| Material provided |
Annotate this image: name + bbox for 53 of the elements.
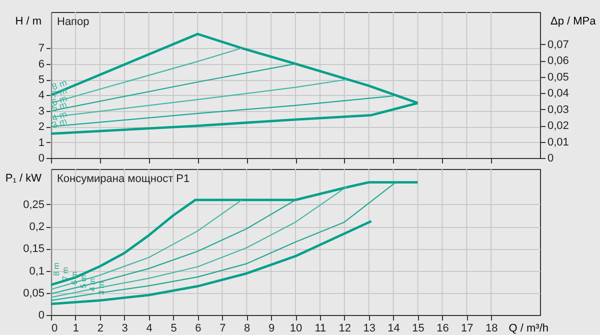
y2-tick-label: 0 xyxy=(548,152,554,164)
x-tick-label: 10 xyxy=(290,322,302,334)
y-tick-label: 0,2 xyxy=(29,221,44,234)
x-tick-label: 3 xyxy=(122,322,128,334)
y-tick-label: 0,05 xyxy=(23,287,44,300)
x-tick-label: 9 xyxy=(268,322,275,334)
chart-title: Консумирана мощност P1 xyxy=(57,173,190,185)
y-tick-label: 0,15 xyxy=(23,243,44,256)
y2-tick-label: 0,02 xyxy=(548,120,569,132)
y2-tick-label: 0,06 xyxy=(548,55,569,68)
y-tick-label: 0 xyxy=(38,152,44,164)
y-tick-label: 0,1 xyxy=(29,265,44,278)
x-tick-label: 7 xyxy=(220,322,226,334)
annotation: 5 m xyxy=(79,274,88,288)
x-tick-label: 12 xyxy=(338,322,352,334)
y-tick-label: 3 xyxy=(38,105,44,118)
y-tick-label: 2 xyxy=(38,121,44,134)
x-tick-label: 13 xyxy=(363,322,376,334)
y-tick-label: 7 xyxy=(38,42,44,55)
chart-title: Напор xyxy=(57,16,90,28)
y2-tick-label: 0,01 xyxy=(548,136,569,148)
y-tick-label: 5 xyxy=(38,74,44,86)
y-tick-label: 1 xyxy=(38,136,44,149)
x-tick-label: 4 xyxy=(146,322,152,334)
x-tick-label: 17 xyxy=(461,322,474,334)
y2-axis-title: Δp / MPa xyxy=(550,16,597,28)
x-tick-label: 1 xyxy=(72,322,80,334)
annotation: 7 m xyxy=(61,266,70,280)
x-tick-label: 18 xyxy=(485,322,498,334)
annotation: 3 m xyxy=(97,281,106,295)
y-axis-title: H / m xyxy=(15,16,42,28)
annotation: 4 m xyxy=(88,278,97,292)
y-tick-label: 0 xyxy=(38,310,44,322)
y2-tick-label: 0,03 xyxy=(548,104,569,116)
y2-tick-label: 0,07 xyxy=(548,38,569,51)
x-tick-label: 16 xyxy=(436,322,449,334)
x-tick-label: 11 xyxy=(314,322,326,334)
x-tick-label: 6 xyxy=(195,322,202,334)
annotation: 8 m xyxy=(52,262,61,276)
y-tick-label: 0,25 xyxy=(23,198,44,211)
y2-tick-label: 0,05 xyxy=(548,71,569,84)
annotation: 6 m xyxy=(70,271,79,285)
y-tick-label: 6 xyxy=(38,58,44,70)
x-tick-label: 0 xyxy=(52,322,58,334)
y-tick-label: 4 xyxy=(38,90,44,102)
x-tick-label: 15 xyxy=(412,322,424,334)
x-tick-label: 2 xyxy=(97,322,104,334)
x-tick-label: 14 xyxy=(388,322,400,334)
y-axis-title: P₁ / kW xyxy=(5,172,42,184)
x-tick-label: 5 xyxy=(170,322,177,334)
x-tick-label: 8 xyxy=(244,322,250,334)
x-axis-title: Q / m³/h xyxy=(508,322,548,334)
y2-tick-label: 0,04 xyxy=(548,88,569,100)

| Task brief |
Update the records between the lines holding "y2-tick-label: 0 xyxy=(548,152,554,164)" and "y-tick-label: 1 xyxy=(38,136,44,149)", inclusive, by replacing "chart-title" with "panel-title" and leaving all else unchanged; return only those lines.

| Expected answer |
y2-tick-label: 0 xyxy=(548,152,554,164)
x-tick-label: 10 xyxy=(290,322,302,334)
y-tick-label: 0,2 xyxy=(29,221,44,234)
x-tick-label: 3 xyxy=(122,322,128,334)
y-tick-label: 0,05 xyxy=(23,287,44,300)
x-tick-label: 9 xyxy=(268,322,275,334)
panel-title: Консумирана мощност P1 xyxy=(57,173,190,185)
y-tick-label: 0,15 xyxy=(23,243,44,256)
y2-tick-label: 0,02 xyxy=(548,120,569,132)
y2-tick-label: 0,06 xyxy=(548,55,569,68)
y-tick-label: 0 xyxy=(38,152,44,164)
y-tick-label: 0,1 xyxy=(29,265,44,278)
x-tick-label: 7 xyxy=(220,322,226,334)
annotation: 5 m xyxy=(79,274,88,288)
x-tick-label: 12 xyxy=(338,322,352,334)
y-tick-label: 3 xyxy=(38,105,44,118)
y-tick-label: 2 xyxy=(38,121,44,134)
x-tick-label: 13 xyxy=(363,322,376,334)
y-tick-label: 7 xyxy=(38,42,44,55)
panel-title: Напор xyxy=(57,16,90,28)
y2-tick-label: 0,01 xyxy=(548,136,569,148)
y-tick-label: 5 xyxy=(38,74,44,86)
y-tick-label: 1 xyxy=(38,136,44,149)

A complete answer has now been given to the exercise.